• Document passage:
::::::

Hello everyone,
I am trying to finetune Deeplab for my data which has just 2 classes, hands and background. I edited the deeplabLargeFOV prototxt file and solver.prototxt. My input image size is 224x126 with same sized segmentation images which are binary images with values either 0 or 1 (1 indicates hands). There are a number of issues I am facing in fine-tuning the network:
1) If I use batch size greater than 3 for even such small images, it gives me either 'cuda success 2 vs 0 error' or 'unexpected label 255' error. The label value appears random numbers.
2) If I keep batch size 1, it starts training, but loss drops really quickly to much smaller value and after 500 iterations it gives me accuracy of 1. (which is not the correct behavior in training process)
3) I tried to test my trained network to see the results even if it was over fitted due to step 2, and I noticed my network produces all black images and gives all zeros as an output from fc8.
Can anybody help me where I am doing wrong?
Here are my GPU related details:
NVIDIA-SMI 361.77 Driver Version: 361.77 |
|-------------------------------+----------------------+----------------------+
| GPU Name Persistence-M| Bus-Id Disp.A | Volatile Uncorr. ECC |
| Fan Temp Perf Pwr:Usage/Cap| Memory-Usage | GPU-Util Compute M. |
|===============================+======================+======================|
| 0 GeForce GTX TIT... Off | 0000:01:00.0 On | N/A |
| 22% 42C P8 18W / 250W | 449MiB / 12211MiB | 0% Default |
+-------------------------------+----------------------+----------------------+
The only changes I made are in my input data layers and fc8 layer as shown below:
name: "deeplab_largeFOV"
layer {
name: "data"
type: "ImageSegData"
top: "data"
top: "label"
image_data_param {
root_folder: ""
source: "/media/aisha/Drive2/Research_Project/datasets/egohands_data/list/train.txt"
label_type: PIXEL
batch_size: 5
shuffle: true
}
transform_param {
mean_value: 104.008
mean_value: 116.669
mean_value: 122.675
crop_size: 321
mirror: true
}
include: {
phase: TRAIN
}
}
layer {
name: "data"
type: "ImageSegData"
top: "data"
top: "label"
image_data_param {
root_folder: ""
source: "/media/aisha/Drive2/Research_Project/datasets/egohands_data/list/train.txt"
label_type: PIXEL
batch_size: 5
shuffle: true
}
transform_param {
mean_value: 104.008
mean_value: 116.669
mean_value: 122.675
crop_size: 513
mirror: true
}
include: {
phase: TEST
stage: "test-on-train"

::::::

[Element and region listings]
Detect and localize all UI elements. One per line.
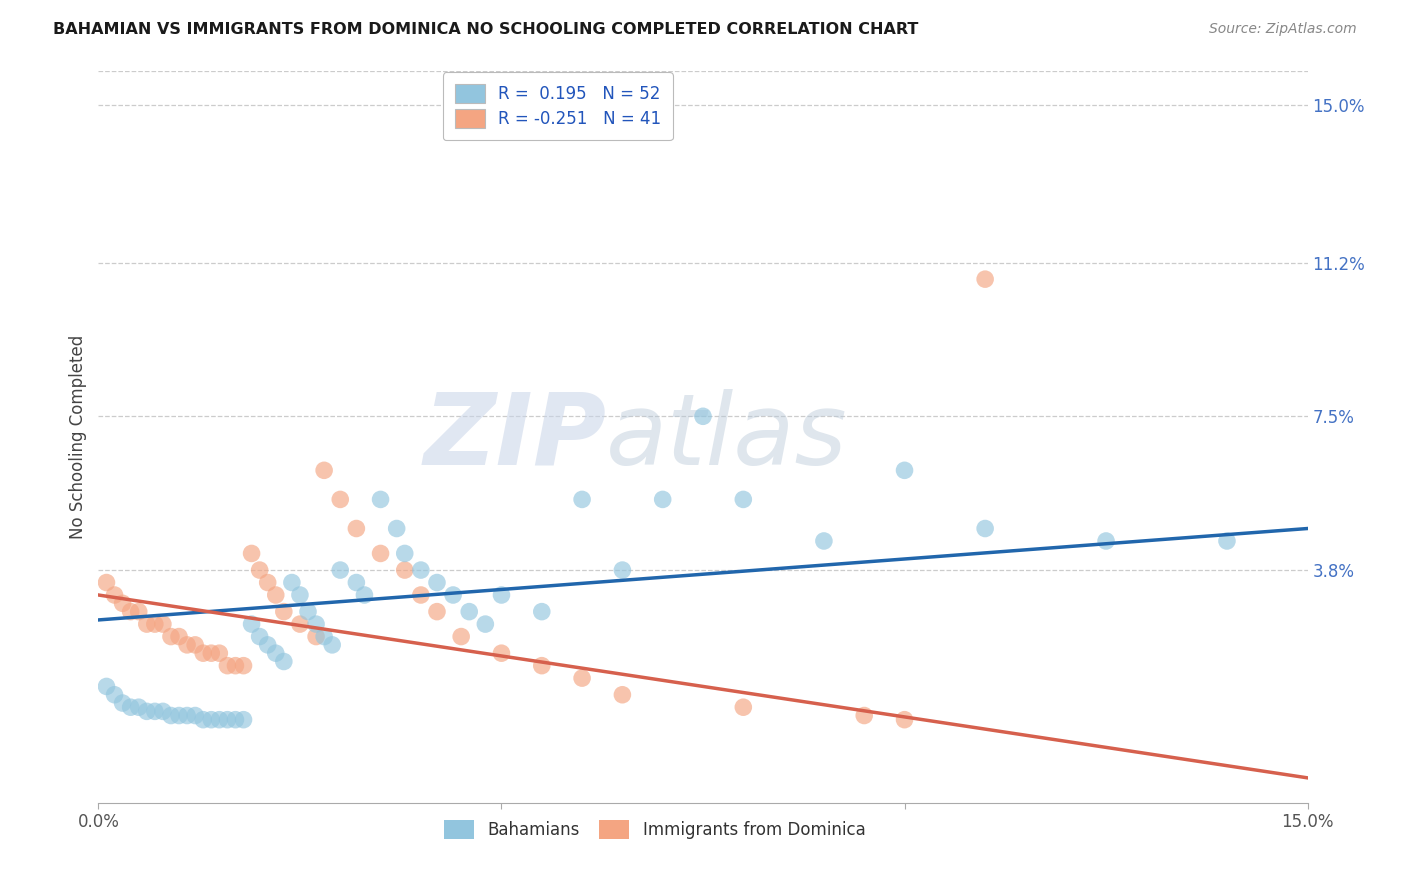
Point: [321, 638, 343, 652]
Point: [288, 588, 311, 602]
Point: [344, 575, 367, 590]
Point: [394, 546, 416, 560]
Point: [249, 563, 271, 577]
Point: [143, 705, 166, 719]
Point: [128, 605, 150, 619]
Point: [409, 563, 432, 577]
Point: [167, 630, 190, 644]
Point: [474, 617, 496, 632]
Point: [344, 521, 367, 535]
Point: [217, 658, 239, 673]
Point: [692, 409, 714, 424]
Point: [193, 713, 215, 727]
Point: [288, 617, 311, 632]
Point: [160, 630, 183, 644]
Text: ZIP: ZIP: [423, 389, 606, 485]
Point: [305, 630, 328, 644]
Point: [96, 680, 118, 694]
Point: [120, 700, 142, 714]
Point: [651, 492, 673, 507]
Point: [184, 638, 207, 652]
Point: [249, 630, 271, 644]
Point: [176, 708, 198, 723]
Point: [893, 713, 915, 727]
Point: [458, 605, 481, 619]
Point: [314, 630, 336, 644]
Point: [385, 521, 408, 535]
Point: [273, 655, 295, 669]
Point: [370, 492, 392, 507]
Y-axis label: No Schooling Completed: No Schooling Completed: [69, 335, 87, 539]
Point: [491, 646, 513, 660]
Point: [193, 646, 215, 660]
Point: [450, 630, 472, 644]
Point: [256, 638, 278, 652]
Point: [135, 705, 157, 719]
Point: [103, 588, 125, 602]
Point: [314, 463, 336, 477]
Text: atlas: atlas: [606, 389, 848, 485]
Point: [176, 638, 198, 652]
Point: [426, 605, 449, 619]
Point: [256, 575, 278, 590]
Point: [974, 521, 997, 535]
Point: [273, 605, 295, 619]
Legend: Bahamians, Immigrants from Dominica: Bahamians, Immigrants from Dominica: [433, 810, 876, 849]
Point: [409, 588, 432, 602]
Point: [135, 617, 157, 632]
Point: [120, 605, 142, 619]
Point: [111, 696, 134, 710]
Point: [612, 563, 634, 577]
Point: [353, 588, 375, 602]
Point: [240, 546, 263, 560]
Point: [103, 688, 125, 702]
Point: [370, 546, 392, 560]
Point: [96, 575, 118, 590]
Point: [1095, 533, 1118, 548]
Point: [530, 658, 553, 673]
Point: [128, 700, 150, 714]
Point: [232, 658, 254, 673]
Point: [152, 705, 174, 719]
Text: Source: ZipAtlas.com: Source: ZipAtlas.com: [1209, 22, 1357, 37]
Point: [394, 563, 416, 577]
Point: [305, 617, 328, 632]
Point: [571, 671, 593, 685]
Point: [152, 617, 174, 632]
Point: [281, 575, 304, 590]
Text: BAHAMIAN VS IMMIGRANTS FROM DOMINICA NO SCHOOLING COMPLETED CORRELATION CHART: BAHAMIAN VS IMMIGRANTS FROM DOMINICA NO …: [53, 22, 918, 37]
Point: [329, 492, 352, 507]
Point: [297, 605, 319, 619]
Point: [167, 708, 190, 723]
Point: [200, 646, 222, 660]
Point: [160, 708, 183, 723]
Point: [813, 533, 835, 548]
Point: [184, 708, 207, 723]
Point: [329, 563, 352, 577]
Point: [224, 658, 246, 673]
Point: [491, 588, 513, 602]
Point: [733, 492, 755, 507]
Point: [224, 713, 246, 727]
Point: [111, 596, 134, 610]
Point: [217, 713, 239, 727]
Point: [264, 646, 287, 660]
Point: [1216, 533, 1239, 548]
Point: [441, 588, 464, 602]
Point: [853, 708, 876, 723]
Point: [612, 688, 634, 702]
Point: [208, 646, 231, 660]
Point: [571, 492, 593, 507]
Point: [974, 272, 997, 286]
Point: [208, 713, 231, 727]
Point: [426, 575, 449, 590]
Point: [200, 713, 222, 727]
Point: [240, 617, 263, 632]
Point: [143, 617, 166, 632]
Point: [733, 700, 755, 714]
Point: [264, 588, 287, 602]
Point: [232, 713, 254, 727]
Point: [530, 605, 553, 619]
Point: [893, 463, 915, 477]
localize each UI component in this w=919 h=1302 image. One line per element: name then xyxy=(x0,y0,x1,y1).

::::::

• Exercise set:
#1 Translate this sentence from the DeepLab fine-tuning post into Spanish: "I edited the deeplabLargeFOV prototxt file and solver.prototxt."
#2 Decide whether each statement agrees with the DeepLab fine-tuning post, answering yes or no and quoting the words of the post that settle it: (a) The input images measure 224x126. (b) With a batch size of 1, training does not start. (c) The tested network gives all zeros as output from fc8.
#3 Write what comes next in the DeepLab fine-tuning post, starting after its last line.

• Task responses:
#1 Edité el archivo prototxt de deeplabLargeFOV y solver.prototxt.

#2
(a) Yes: "My input image size is 224x126"
(b) No: "If I keep batch size 1, it starts training"
(c) Yes: "gives all zeros as an output from fc8"

#3
}
}
layer {
name: "data"
type: "ImageSegData"
top: "data"
top: "label"
image_data_param {
root_folder: ""
source: "/media/aisha/Drive2/Research_Project/datasets/egohands_data/list/val.txt"
label_type: PIXEL
batch_size: 5
shuffle: true
}
transform_param {
mean_value: 104.008
mean_value: 116.669
mean_value: 122.675
crop_size: 513
mirror: true
}
include: {
phase: TEST
stage: "test-on-test"
}
}
----------------------
Also here is my fc8 layer:
layer {
bottom: "fc7"
top: "fc8_EgoHands"
name: "fc8_EgoHands"
type: "Convolution"
# strict_dim: false
param {
name: "fc8_w"
lr_mult: 10
decay_mult: 1
}
param {
name: "fc8_b"
lr_mult: 20
decay_mult: 0
}
#blobs_lr: 10
#blobs_lr: 20
#weight_decay: 1
#weight_decay: 0
convolution_param {
num_output: 2 #only 2 classes 'hands' and 'background'
kernel_size: 1
weight_filler {
type: "gaussian"
std: 0.01
}
bias_filler {
type: "constant"
value: 0
}
}
}
and the rest of the network:
layer {
bottom: "label"
top: "label_shrink"
name: "label_shrink"
type: "Interp"
interp_param {
shrink_factor: 8
pad_beg: 0
pad_end: 0
}
}
layer {
name: "loss"
type: "SoftmaxWithLoss"
bottom: "fc8_EgoHands"
bottom: "label_shrink"
loss_param {
ignore_label: 255
}
include: { phase: TRAIN }
}
layer {
name: "accuracy"
type: "SegAccuracy"
bottom: "fc8_EgoHands"
bottom: "label_shrink"
top: "accuracy"
seg_accuracy_param {
ignore_label: 255
}
include: { phase: TEST }
}
Also, my solver is as follows:
net: "/media/aisha/Drive2/datasets/egohands_data/deeplabTrainonEgoHands.prototxt"
test_state: { stage: 'test-on-train' }
test_iter: 16
test_state: { stage: 'test-on-test' }
test_iter: 16
test_interval: 500
test_compute_loss: true
lr_policy: "step"
gamma: 0.1
stepsize: 2000
base_lr: 0.001
display: 10
max_iter: 8000
momentum: 0.9
weight_decay: 0.0005
snapshot: 2000
snapshot_prefix: "/media/aisha/Drive2/datasets/egohands_data/EgoHandsSnapshots/deeplab_ego_finetune"
solver_mode: GPU
I have tried changing ignore_label field to 0 in my loss and accuracy layer, but it kept on giving me that 'unexpected label' error. So I left these fields as is.
I am not sure, where am I doing mistake. Any help will be highly appreciated.
Thanks!